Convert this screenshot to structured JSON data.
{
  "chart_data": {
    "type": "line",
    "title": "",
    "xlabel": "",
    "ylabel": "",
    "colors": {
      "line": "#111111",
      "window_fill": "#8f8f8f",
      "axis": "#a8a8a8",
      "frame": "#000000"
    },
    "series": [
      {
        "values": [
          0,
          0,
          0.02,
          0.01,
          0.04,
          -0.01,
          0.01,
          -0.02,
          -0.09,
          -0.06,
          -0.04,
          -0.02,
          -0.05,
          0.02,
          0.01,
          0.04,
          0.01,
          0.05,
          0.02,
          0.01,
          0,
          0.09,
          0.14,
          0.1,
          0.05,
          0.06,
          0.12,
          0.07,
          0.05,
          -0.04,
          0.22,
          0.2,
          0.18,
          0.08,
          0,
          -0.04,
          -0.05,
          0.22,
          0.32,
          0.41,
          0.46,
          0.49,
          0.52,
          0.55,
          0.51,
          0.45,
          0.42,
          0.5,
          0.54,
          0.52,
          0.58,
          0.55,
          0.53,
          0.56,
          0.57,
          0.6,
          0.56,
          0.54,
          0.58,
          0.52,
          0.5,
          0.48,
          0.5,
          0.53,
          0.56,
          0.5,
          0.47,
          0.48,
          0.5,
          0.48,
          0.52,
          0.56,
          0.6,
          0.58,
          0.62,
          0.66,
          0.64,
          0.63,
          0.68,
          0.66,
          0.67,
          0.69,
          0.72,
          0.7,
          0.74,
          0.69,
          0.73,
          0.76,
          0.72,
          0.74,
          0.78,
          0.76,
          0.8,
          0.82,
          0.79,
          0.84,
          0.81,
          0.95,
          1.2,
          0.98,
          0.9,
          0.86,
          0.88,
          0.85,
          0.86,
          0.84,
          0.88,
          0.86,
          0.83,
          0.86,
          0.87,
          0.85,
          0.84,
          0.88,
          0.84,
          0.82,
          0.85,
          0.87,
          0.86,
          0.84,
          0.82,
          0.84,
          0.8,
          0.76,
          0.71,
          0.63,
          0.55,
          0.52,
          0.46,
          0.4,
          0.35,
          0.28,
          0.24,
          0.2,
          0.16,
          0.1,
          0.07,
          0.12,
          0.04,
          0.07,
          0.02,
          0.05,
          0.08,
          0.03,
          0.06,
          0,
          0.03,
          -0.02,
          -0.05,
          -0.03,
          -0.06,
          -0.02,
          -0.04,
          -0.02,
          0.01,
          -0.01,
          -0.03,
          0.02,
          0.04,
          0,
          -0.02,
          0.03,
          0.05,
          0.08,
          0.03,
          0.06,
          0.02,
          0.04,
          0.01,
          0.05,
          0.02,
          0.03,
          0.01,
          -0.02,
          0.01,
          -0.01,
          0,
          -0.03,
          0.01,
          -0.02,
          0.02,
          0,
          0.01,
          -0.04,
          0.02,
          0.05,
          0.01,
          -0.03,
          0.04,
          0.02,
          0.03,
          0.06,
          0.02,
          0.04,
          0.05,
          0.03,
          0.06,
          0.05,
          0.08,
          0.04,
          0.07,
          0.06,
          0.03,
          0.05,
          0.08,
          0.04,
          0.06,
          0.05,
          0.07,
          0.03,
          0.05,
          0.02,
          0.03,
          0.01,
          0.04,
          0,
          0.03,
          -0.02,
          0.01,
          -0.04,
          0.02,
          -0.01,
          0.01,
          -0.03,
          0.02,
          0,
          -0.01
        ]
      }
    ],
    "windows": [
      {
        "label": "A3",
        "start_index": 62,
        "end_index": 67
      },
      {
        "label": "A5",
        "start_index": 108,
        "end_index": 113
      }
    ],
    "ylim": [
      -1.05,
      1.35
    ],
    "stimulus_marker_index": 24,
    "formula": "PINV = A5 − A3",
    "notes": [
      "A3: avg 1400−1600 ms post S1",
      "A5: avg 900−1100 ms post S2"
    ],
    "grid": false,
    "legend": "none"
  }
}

### Challenge:
Using the listing above, please repeat every entry exactly.

### Exercise answer:
Convert this screenshot to structured JSON data.
{
  "chart_data": {
    "type": "line",
    "title": "",
    "xlabel": "",
    "ylabel": "",
    "colors": {
      "line": "#111111",
      "window_fill": "#8f8f8f",
      "axis": "#a8a8a8",
      "frame": "#000000"
    },
    "series": [
      {
        "values": [
          0,
          0,
          0.02,
          0.01,
          0.04,
          -0.01,
          0.01,
          -0.02,
          -0.09,
          -0.06,
          -0.04,
          -0.02,
          -0.05,
          0.02,
          0.01,
          0.04,
          0.01,
          0.05,
          0.02,
          0.01,
          0,
          0.09,
          0.14,
          0.1,
          0.05,
          0.06,
          0.12,
          0.07,
          0.05,
          -0.04,
          0.22,
          0.2,
          0.18,
          0.08,
          0,
          -0.04,
          -0.05,
          0.22,
          0.32,
          0.41,
          0.46,
          0.49,
          0.52,
          0.55,
          0.51,
          0.45,
          0.42,
          0.5,
          0.54,
          0.52,
          0.58,
          0.55,
          0.53,
          0.56,
          0.57,
          0.6,
          0.56,
          0.54,
          0.58,
          0.52,
          0.5,
          0.48,
          0.5,
          0.53,
          0.56,
          0.5,
          0.47,
          0.48,
          0.5,
          0.48,
          0.52,
          0.56,
          0.6,
          0.58,
          0.62,
          0.66,
          0.64,
          0.63,
          0.68,
          0.66,
          0.67,
          0.69,
          0.72,
          0.7,
          0.74,
          0.69,
          0.73,
          0.76,
          0.72,
          0.74,
          0.78,
          0.76,
          0.8,
          0.82,
          0.79,
          0.84,
          0.81,
          0.95,
          1.2,
          0.98,
          0.9,
          0.86,
          0.88,
          0.85,
          0.86,
          0.84,
          0.88,
          0.86,
          0.83,
          0.86,
          0.87,
          0.85,
          0.84,
          0.88,
          0.84,
          0.82,
          0.85,
          0.87,
          0.86,
          0.84,
          0.82,
          0.84,
          0.8,
          0.76,
          0.71,
          0.63,
          0.55,
          0.52,
          0.46,
          0.4,
          0.35,
          0.28,
          0.24,
          0.2,
          0.16,
          0.1,
          0.07,
          0.12,
          0.04,
          0.07,
          0.02,
          0.05,
          0.08,
          0.03,
          0.06,
          0,
          0.03,
          -0.02,
          -0.05,
          -0.03,
          -0.06,
          -0.02,
          -0.04,
          -0.02,
          0.01,
          -0.01,
          -0.03,
          0.02,
          0.04,
          0,
          -0.02,
          0.03,
          0.05,
          0.08,
          0.03,
          0.06,
          0.02,
          0.04,
          0.01,
          0.05,
          0.02,
          0.03,
          0.01,
          -0.02,
          0.01,
          -0.01,
          0,
          -0.03,
          0.01,
          -0.02,
          0.02,
          0,
          0.01,
          -0.04,
          0.02,
          0.05,
          0.01,
          -0.03,
          0.04,
          0.02,
          0.03,
          0.06,
          0.02,
          0.04,
          0.05,
          0.03,
          0.06,
          0.05,
          0.08,
          0.04,
          0.07,
          0.06,
          0.03,
          0.05,
          0.08,
          0.04,
          0.06,
          0.05,
          0.07,
          0.03,
          0.05,
          0.02,
          0.03,
          0.01,
          0.04,
          0,
          0.03,
          -0.02,
          0.01,
          -0.04,
          0.02,
          -0.01,
          0.01,
          -0.03,
          0.02,
          0,
          -0.01
        ]
      }
    ],
    "windows": [
      {
        "label": "A3",
        "start_index": 62,
        "end_index": 67
      },
      {
        "label": "A5",
        "start_index": 108,
        "end_index": 113
      }
    ],
    "ylim": [
      -1.05,
      1.35
    ],
    "stimulus_marker_index": 24,
    "formula": "PINV = A5 − A3",
    "notes": [
      "A3: avg 1400−1600 ms post S1",
      "A5: avg 900−1100 ms post S2"
    ],
    "grid": false,
    "legend": "none"
  }
}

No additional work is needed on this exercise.